## TASK STATEMENT:
State only the number of lines that contain the string "Count".
* start RECORDS FOR THE EXERCISE *
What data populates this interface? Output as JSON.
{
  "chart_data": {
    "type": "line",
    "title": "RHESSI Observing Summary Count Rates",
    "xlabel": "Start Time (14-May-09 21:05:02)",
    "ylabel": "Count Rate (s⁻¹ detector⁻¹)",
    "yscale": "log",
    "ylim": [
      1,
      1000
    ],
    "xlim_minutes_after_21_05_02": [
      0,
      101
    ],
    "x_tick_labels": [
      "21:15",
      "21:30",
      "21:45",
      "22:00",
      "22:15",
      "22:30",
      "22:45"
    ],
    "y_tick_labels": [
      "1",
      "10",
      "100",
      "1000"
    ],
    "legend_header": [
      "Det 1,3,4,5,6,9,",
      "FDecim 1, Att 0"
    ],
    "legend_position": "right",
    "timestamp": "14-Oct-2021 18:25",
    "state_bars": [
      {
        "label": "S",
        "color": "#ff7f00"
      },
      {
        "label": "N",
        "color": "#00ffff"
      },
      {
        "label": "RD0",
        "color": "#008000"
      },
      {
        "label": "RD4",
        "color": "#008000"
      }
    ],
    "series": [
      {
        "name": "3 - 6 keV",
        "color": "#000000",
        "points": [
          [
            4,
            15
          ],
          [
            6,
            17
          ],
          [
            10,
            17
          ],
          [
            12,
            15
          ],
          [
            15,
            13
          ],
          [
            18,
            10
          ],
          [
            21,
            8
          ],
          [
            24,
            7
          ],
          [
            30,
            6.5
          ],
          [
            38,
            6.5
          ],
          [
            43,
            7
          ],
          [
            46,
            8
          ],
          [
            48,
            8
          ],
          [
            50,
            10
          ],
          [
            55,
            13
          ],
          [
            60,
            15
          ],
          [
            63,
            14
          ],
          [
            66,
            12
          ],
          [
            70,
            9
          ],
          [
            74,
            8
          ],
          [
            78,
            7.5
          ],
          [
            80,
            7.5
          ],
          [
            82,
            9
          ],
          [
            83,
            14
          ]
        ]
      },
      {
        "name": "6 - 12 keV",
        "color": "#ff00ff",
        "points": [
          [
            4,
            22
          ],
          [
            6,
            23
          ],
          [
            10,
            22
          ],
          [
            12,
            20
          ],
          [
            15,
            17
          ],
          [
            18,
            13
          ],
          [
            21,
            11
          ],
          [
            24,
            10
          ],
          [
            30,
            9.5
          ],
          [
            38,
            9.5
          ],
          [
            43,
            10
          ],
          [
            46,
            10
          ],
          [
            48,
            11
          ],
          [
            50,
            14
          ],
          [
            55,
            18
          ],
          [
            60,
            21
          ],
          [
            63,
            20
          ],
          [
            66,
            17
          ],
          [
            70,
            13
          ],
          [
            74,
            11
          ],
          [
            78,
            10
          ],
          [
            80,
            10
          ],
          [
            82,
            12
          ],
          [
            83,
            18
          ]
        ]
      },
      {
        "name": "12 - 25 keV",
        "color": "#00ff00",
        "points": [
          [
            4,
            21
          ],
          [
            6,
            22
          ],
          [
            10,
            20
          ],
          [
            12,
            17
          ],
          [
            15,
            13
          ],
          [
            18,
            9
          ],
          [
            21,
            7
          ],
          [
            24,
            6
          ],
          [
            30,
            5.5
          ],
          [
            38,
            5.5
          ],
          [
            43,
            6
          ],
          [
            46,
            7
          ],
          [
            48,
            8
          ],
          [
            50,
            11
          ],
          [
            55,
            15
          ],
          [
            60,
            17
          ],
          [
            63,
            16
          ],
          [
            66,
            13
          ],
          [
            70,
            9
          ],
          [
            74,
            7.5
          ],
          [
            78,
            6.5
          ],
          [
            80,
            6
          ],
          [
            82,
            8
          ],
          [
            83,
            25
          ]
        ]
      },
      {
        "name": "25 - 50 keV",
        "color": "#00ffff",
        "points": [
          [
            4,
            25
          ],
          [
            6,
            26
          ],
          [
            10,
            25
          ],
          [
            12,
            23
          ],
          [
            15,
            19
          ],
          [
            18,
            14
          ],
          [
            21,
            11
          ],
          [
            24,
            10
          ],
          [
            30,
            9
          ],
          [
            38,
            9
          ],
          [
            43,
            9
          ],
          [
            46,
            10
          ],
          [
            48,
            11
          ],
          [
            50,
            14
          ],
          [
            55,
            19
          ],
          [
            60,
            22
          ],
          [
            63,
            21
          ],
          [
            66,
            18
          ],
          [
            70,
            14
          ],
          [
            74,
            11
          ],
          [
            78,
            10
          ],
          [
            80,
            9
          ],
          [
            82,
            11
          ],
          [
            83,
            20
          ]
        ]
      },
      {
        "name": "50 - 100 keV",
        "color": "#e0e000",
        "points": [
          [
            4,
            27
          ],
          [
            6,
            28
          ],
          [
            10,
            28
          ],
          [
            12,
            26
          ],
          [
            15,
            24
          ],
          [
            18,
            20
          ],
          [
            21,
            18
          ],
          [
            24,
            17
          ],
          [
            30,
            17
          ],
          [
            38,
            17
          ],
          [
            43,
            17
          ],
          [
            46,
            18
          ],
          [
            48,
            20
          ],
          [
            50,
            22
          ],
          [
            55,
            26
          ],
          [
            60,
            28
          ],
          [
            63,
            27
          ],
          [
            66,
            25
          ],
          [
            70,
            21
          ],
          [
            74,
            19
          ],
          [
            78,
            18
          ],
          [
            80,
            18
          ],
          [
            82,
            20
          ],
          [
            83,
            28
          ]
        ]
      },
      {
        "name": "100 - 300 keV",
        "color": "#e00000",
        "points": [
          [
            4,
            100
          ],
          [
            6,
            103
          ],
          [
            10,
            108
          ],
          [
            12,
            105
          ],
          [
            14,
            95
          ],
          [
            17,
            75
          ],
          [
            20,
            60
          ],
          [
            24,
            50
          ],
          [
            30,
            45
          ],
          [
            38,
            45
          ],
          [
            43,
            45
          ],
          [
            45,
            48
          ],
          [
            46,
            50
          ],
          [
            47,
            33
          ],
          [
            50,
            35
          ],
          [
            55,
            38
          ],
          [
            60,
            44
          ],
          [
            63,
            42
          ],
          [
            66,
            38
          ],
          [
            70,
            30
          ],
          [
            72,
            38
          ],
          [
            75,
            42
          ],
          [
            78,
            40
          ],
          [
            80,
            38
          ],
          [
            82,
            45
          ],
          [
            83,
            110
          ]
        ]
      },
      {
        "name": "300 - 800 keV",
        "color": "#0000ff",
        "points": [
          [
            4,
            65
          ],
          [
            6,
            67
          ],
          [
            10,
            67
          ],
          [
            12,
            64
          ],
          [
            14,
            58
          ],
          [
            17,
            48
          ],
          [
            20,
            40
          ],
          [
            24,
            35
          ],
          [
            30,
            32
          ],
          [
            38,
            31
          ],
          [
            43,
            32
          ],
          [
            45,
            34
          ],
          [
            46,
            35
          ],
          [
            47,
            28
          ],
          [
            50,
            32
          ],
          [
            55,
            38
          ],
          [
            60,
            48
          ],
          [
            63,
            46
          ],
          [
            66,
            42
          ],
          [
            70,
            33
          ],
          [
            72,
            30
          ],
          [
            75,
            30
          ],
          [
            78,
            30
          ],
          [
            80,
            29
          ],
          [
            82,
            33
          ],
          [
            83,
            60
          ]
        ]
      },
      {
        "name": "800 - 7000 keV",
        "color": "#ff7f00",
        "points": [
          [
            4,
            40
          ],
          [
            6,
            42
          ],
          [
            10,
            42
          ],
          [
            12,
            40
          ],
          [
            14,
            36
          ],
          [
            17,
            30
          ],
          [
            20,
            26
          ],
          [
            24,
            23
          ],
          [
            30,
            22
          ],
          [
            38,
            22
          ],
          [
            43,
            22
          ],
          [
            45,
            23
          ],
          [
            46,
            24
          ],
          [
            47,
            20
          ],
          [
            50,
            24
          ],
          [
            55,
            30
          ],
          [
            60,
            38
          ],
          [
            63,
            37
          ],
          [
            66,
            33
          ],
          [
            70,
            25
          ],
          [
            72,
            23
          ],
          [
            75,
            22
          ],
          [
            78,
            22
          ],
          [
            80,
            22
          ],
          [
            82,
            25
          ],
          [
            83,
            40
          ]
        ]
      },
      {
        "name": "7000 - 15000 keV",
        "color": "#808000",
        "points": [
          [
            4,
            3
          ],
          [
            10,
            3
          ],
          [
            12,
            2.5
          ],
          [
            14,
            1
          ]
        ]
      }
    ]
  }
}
* end RECORDS FOR THE EXERCISE *
## TASK OUTPUT:
2